(Lines of data)
+ + + + +

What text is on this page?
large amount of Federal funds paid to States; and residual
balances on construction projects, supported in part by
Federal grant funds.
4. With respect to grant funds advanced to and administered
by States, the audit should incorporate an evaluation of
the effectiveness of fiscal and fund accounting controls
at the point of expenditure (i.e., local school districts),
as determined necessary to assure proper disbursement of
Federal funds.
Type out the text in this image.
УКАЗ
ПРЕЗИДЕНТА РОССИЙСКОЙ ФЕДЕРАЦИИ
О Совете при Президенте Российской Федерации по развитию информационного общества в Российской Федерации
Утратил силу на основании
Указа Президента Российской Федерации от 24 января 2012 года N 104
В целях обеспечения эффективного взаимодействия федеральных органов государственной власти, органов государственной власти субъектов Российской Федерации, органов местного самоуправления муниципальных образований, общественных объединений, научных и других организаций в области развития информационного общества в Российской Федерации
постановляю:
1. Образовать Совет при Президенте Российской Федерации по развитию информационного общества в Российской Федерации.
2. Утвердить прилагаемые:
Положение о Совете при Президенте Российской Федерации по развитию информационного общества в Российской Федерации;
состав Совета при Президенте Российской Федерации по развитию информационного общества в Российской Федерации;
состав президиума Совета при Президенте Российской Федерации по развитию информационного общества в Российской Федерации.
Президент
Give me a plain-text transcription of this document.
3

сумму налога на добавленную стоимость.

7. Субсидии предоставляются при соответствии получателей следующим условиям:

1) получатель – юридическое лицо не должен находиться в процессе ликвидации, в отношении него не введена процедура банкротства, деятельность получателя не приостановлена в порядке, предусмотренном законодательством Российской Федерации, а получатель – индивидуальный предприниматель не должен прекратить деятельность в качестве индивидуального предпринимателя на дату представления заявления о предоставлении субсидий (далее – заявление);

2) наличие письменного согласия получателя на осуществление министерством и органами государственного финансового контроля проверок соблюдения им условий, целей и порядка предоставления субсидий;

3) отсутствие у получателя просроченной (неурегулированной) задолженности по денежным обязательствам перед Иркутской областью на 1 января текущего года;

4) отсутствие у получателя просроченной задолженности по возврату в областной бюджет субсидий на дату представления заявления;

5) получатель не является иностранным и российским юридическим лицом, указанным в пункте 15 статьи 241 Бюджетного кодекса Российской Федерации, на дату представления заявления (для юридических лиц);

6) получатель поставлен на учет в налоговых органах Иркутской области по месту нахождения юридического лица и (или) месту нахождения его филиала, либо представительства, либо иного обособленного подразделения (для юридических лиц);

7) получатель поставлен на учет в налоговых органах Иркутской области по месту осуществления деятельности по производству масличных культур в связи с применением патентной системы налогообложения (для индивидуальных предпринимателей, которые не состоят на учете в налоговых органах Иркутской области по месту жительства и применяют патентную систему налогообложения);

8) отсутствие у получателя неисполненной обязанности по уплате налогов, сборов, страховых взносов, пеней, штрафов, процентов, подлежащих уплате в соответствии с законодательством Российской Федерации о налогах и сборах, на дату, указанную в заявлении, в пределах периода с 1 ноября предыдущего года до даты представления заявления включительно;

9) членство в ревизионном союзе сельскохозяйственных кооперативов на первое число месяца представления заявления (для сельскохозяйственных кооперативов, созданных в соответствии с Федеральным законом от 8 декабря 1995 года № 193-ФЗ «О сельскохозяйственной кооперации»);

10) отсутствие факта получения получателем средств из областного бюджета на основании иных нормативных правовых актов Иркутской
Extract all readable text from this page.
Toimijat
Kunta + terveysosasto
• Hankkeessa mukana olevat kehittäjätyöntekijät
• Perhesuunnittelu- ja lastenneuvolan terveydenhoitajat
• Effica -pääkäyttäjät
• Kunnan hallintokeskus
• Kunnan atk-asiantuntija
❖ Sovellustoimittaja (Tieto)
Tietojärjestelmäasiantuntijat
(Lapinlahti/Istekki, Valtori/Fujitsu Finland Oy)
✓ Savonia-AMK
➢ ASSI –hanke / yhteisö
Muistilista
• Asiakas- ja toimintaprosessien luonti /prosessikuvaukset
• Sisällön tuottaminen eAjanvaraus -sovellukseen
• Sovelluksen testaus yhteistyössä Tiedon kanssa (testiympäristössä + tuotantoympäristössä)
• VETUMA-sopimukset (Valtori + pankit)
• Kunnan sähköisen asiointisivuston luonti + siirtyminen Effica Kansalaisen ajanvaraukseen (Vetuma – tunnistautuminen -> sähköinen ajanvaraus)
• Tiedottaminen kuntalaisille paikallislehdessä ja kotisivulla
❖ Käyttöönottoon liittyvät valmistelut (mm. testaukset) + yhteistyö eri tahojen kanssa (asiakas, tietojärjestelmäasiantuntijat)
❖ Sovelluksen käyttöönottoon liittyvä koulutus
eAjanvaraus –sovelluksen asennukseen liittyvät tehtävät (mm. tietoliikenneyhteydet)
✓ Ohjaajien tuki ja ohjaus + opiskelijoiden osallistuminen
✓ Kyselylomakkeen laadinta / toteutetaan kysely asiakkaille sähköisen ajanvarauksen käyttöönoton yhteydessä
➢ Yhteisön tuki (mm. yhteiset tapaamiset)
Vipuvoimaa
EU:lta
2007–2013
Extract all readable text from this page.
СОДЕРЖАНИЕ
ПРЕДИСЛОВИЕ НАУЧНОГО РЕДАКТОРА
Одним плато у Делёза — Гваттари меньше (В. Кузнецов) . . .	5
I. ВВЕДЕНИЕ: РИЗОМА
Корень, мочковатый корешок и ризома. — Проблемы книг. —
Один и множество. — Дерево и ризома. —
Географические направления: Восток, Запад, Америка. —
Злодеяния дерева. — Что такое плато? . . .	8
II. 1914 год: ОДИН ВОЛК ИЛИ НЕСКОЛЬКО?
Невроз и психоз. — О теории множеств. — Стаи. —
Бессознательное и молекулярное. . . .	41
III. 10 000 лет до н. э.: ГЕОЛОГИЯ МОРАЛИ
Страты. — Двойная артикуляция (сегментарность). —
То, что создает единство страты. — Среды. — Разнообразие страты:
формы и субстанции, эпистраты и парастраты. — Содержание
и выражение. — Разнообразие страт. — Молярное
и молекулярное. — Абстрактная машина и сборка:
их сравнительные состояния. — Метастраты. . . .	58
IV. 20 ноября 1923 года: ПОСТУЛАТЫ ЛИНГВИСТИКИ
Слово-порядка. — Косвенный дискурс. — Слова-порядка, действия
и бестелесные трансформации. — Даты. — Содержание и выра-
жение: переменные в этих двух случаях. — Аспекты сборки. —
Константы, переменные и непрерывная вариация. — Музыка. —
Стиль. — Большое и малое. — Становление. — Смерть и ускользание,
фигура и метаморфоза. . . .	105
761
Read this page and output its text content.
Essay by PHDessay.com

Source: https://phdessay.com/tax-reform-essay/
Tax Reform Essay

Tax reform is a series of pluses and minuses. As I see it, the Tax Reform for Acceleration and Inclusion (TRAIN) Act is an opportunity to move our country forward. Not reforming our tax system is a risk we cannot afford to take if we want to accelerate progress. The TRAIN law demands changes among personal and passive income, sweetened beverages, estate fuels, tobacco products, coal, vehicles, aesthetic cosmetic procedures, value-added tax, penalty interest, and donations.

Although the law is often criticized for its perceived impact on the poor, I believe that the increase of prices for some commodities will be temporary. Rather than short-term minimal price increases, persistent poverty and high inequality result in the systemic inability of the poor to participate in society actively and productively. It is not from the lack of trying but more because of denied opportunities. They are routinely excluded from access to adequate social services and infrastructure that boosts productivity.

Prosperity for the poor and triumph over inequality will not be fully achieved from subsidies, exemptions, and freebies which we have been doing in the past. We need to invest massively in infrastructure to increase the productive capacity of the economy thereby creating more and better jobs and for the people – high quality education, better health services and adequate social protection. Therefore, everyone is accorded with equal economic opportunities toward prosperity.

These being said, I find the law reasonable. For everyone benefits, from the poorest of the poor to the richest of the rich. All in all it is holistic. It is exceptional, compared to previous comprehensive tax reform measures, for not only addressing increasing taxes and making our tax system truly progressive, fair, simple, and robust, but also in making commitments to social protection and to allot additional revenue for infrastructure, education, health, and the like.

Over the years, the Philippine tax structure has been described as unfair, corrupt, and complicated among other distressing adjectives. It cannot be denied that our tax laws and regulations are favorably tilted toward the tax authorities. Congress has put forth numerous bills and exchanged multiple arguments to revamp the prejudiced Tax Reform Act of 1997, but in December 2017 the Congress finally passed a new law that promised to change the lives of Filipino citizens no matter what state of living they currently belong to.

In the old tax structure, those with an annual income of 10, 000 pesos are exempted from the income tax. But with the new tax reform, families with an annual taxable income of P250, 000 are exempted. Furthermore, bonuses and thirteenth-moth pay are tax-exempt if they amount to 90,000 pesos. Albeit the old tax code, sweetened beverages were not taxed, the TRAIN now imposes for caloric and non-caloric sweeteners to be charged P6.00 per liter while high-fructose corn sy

+ + + + +

The word "liittyvät" appears in how many lines of the data? Answer with only the number.

=== Complete output ===
2